__Available data__.
------------------------------------------------
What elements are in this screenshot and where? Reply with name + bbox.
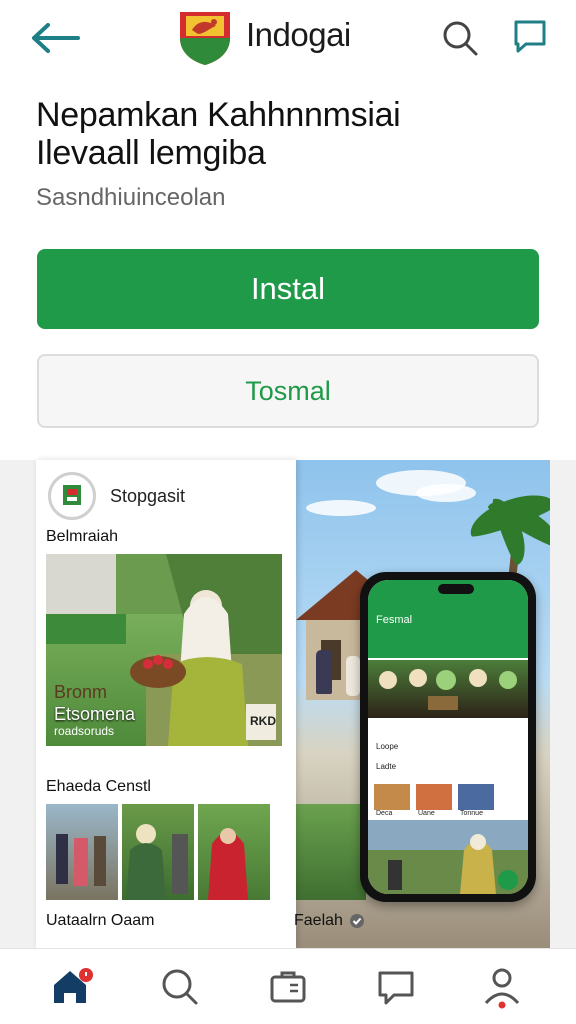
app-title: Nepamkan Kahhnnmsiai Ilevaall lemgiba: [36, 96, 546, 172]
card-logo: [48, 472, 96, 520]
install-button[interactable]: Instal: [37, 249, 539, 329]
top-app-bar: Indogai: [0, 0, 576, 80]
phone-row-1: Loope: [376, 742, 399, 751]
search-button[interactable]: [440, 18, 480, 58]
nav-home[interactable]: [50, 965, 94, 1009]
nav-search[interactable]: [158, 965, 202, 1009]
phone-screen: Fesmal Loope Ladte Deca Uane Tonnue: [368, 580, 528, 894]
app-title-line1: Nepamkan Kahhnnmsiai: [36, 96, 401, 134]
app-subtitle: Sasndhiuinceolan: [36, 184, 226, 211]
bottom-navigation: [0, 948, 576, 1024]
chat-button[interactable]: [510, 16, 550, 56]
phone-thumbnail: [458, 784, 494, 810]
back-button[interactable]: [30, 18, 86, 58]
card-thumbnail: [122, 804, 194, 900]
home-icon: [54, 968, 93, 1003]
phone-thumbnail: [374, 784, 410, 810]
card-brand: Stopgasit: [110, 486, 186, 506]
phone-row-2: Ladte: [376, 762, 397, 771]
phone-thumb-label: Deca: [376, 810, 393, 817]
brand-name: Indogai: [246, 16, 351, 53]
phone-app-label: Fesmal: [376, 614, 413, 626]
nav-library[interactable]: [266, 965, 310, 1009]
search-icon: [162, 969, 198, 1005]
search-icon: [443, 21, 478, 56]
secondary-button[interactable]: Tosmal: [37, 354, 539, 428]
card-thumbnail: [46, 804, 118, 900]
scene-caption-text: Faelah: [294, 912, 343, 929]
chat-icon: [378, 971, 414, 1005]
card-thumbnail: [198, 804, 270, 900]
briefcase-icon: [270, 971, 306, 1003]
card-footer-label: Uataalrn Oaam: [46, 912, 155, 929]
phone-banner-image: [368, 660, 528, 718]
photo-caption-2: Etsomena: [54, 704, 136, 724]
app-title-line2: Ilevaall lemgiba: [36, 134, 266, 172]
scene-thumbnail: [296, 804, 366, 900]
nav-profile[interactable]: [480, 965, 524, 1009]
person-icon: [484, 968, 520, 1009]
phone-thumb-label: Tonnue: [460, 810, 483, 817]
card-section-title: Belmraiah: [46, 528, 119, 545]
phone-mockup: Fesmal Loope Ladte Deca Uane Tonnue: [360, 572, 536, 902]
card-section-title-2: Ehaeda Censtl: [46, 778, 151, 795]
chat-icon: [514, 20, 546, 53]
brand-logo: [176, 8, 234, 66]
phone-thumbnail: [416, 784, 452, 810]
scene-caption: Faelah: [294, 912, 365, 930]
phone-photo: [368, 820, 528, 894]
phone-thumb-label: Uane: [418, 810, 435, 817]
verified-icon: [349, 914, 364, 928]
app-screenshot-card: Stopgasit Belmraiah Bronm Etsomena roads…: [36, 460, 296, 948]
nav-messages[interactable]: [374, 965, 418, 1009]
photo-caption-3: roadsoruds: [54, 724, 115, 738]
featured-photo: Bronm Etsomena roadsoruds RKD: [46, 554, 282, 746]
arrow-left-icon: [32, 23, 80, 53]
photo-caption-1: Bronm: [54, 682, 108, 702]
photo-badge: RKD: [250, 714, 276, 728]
------------------------------------------------
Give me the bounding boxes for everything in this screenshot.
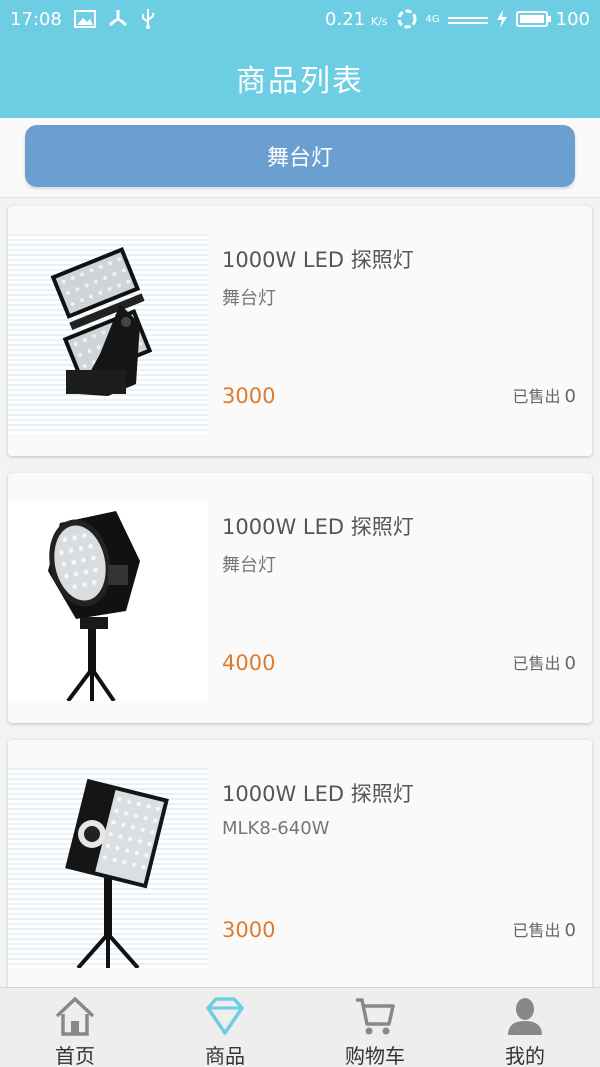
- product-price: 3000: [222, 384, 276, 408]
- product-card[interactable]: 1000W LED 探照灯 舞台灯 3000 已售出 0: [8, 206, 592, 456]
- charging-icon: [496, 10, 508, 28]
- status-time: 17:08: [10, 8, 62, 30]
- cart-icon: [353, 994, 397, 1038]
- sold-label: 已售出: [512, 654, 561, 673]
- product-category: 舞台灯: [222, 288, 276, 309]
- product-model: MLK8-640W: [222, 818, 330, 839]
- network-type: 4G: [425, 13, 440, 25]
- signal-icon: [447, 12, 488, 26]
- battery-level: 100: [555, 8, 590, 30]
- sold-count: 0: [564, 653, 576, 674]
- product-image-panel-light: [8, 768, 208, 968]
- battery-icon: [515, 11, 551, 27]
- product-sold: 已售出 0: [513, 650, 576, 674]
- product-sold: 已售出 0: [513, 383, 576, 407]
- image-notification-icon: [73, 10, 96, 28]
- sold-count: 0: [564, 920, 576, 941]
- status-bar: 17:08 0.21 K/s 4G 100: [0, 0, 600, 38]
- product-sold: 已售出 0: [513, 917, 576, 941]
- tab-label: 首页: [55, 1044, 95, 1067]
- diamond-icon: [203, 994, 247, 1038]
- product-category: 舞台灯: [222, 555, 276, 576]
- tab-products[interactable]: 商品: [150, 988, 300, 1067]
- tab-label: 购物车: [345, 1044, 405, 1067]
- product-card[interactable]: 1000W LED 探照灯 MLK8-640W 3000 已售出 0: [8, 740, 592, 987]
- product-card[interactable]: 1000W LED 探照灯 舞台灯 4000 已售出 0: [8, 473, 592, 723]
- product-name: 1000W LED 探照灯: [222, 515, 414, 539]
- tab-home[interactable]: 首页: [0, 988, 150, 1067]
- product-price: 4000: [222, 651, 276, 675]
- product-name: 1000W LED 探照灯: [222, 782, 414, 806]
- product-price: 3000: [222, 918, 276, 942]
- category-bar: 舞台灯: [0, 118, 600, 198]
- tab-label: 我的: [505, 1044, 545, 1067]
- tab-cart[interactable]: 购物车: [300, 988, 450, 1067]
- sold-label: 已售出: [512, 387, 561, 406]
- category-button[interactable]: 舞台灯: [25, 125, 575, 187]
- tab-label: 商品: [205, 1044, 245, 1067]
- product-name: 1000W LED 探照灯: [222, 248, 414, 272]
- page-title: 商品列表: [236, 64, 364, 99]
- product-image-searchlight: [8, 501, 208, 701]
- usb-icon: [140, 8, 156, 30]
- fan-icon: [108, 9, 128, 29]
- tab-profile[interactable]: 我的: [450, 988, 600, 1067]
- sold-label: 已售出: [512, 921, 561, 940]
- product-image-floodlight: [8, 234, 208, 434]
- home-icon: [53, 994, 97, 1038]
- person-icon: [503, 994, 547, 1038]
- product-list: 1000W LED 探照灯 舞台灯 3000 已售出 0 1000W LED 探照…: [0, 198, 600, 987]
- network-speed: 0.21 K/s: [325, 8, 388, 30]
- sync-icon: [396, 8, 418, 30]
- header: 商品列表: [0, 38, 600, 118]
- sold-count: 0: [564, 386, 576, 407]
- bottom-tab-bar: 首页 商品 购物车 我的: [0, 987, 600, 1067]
------------------------------------------------
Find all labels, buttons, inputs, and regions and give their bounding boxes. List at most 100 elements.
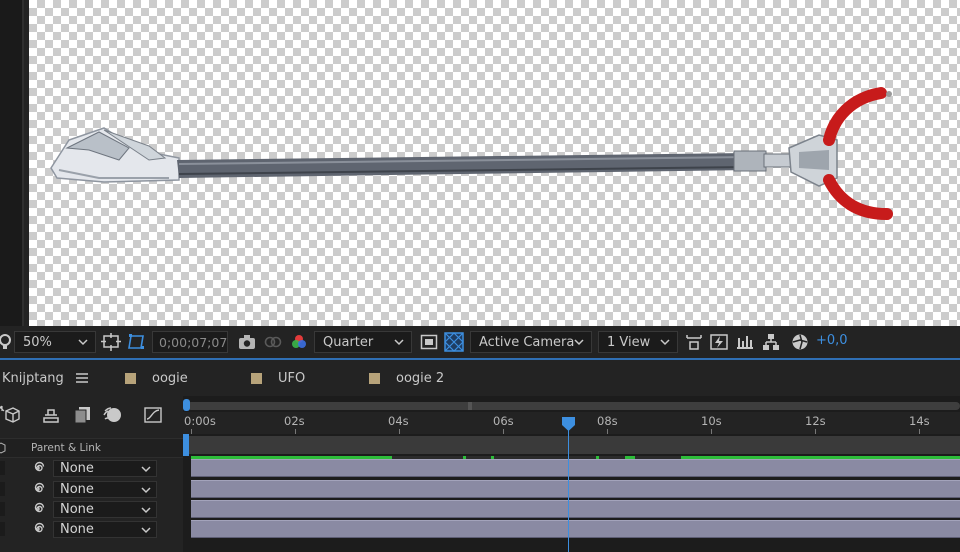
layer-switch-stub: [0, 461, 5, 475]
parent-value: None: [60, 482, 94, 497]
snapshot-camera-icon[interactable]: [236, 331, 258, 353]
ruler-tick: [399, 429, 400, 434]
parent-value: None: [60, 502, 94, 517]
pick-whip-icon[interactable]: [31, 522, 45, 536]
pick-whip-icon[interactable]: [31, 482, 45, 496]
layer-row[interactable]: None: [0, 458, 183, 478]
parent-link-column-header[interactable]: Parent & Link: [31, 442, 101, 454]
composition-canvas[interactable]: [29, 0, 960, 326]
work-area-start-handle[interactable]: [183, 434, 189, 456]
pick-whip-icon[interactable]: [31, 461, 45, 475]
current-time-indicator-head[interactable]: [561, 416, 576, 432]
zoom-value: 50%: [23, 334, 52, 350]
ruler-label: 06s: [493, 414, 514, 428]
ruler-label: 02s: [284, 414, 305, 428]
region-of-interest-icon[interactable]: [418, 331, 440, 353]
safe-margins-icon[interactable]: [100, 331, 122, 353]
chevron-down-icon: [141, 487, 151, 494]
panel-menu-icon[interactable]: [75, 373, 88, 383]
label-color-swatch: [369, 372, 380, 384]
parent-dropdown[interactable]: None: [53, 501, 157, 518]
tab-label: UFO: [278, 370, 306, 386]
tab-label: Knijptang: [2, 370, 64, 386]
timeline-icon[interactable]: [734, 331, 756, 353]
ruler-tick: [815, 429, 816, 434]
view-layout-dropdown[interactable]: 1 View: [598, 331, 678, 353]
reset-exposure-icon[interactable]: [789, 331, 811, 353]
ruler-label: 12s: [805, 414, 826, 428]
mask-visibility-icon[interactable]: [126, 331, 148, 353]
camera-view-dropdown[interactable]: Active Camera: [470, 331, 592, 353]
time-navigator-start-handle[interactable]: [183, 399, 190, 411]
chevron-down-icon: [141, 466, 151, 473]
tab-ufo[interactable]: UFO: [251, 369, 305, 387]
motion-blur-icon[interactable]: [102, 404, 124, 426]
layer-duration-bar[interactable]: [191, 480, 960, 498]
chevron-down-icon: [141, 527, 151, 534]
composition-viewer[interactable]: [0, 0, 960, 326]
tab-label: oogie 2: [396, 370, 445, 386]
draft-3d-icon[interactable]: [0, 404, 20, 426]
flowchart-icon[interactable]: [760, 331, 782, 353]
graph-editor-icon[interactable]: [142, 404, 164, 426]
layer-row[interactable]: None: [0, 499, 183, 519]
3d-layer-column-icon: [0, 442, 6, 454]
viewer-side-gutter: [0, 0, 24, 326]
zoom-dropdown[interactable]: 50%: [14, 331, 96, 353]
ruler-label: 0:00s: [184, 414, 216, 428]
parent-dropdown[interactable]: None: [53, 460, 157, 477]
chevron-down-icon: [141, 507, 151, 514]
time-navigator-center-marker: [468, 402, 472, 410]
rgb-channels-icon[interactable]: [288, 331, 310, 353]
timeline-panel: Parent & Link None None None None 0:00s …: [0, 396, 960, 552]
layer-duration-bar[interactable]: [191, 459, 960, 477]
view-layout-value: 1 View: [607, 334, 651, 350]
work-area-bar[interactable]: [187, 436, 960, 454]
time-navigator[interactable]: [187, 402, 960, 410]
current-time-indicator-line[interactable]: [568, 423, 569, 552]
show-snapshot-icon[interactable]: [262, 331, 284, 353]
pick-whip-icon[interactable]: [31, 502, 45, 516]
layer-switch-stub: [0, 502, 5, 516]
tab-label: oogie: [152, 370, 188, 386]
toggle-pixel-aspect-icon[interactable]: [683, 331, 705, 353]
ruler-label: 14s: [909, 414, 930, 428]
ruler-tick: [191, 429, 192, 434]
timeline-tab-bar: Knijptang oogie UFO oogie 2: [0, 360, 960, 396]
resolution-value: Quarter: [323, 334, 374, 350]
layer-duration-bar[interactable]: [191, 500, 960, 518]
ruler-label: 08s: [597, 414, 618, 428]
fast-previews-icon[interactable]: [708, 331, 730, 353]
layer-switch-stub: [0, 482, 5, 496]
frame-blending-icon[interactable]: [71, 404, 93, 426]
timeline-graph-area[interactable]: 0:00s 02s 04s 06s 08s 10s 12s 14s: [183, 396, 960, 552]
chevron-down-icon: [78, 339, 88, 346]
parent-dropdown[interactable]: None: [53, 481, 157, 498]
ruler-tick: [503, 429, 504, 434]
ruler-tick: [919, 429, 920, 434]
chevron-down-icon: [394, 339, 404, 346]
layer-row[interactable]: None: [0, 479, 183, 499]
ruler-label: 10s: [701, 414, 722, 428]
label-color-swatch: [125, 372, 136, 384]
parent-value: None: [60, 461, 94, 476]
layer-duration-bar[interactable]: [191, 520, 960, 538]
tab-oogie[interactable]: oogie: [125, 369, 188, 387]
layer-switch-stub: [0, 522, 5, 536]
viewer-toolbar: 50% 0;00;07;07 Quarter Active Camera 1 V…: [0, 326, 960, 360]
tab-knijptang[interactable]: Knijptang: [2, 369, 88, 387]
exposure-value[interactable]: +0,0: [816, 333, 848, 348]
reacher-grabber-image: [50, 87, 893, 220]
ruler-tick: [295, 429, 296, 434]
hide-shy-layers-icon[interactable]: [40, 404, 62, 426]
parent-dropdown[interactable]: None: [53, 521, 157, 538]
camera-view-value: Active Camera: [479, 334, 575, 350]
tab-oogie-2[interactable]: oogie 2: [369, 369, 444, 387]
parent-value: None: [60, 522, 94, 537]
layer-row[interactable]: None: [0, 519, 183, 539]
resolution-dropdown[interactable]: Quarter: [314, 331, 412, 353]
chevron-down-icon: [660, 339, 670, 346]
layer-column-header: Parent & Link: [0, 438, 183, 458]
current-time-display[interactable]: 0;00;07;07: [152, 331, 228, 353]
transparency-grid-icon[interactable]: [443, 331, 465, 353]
------------------------------------------------
__Exercise requirements__. Please print the stretch of the listing above from the line containing "layer-switch-stub: [0, 461, 5, 475]" through the line containing "zoom-value: 50%: [23, 334, 52, 350]", copying each line unchanged.

__Answer to the task__.
layer-switch-stub: [0, 461, 5, 475]
parent-value: None: [60, 482, 94, 497]
snapshot-camera-icon[interactable]: [236, 331, 258, 353]
ruler-tick: [399, 429, 400, 434]
parent-value: None: [60, 502, 94, 517]
pick-whip-icon[interactable]: [31, 522, 45, 536]
pick-whip-icon[interactable]: [31, 482, 45, 496]
layer-row[interactable]: None: [0, 458, 183, 478]
parent-link-column-header[interactable]: Parent & Link: [31, 442, 101, 454]
composition-canvas[interactable]: [29, 0, 960, 326]
work-area-start-handle[interactable]: [183, 434, 189, 456]
pick-whip-icon[interactable]: [31, 461, 45, 475]
current-time-indicator-head[interactable]: [561, 416, 576, 432]
zoom-value: 50%: [23, 334, 52, 350]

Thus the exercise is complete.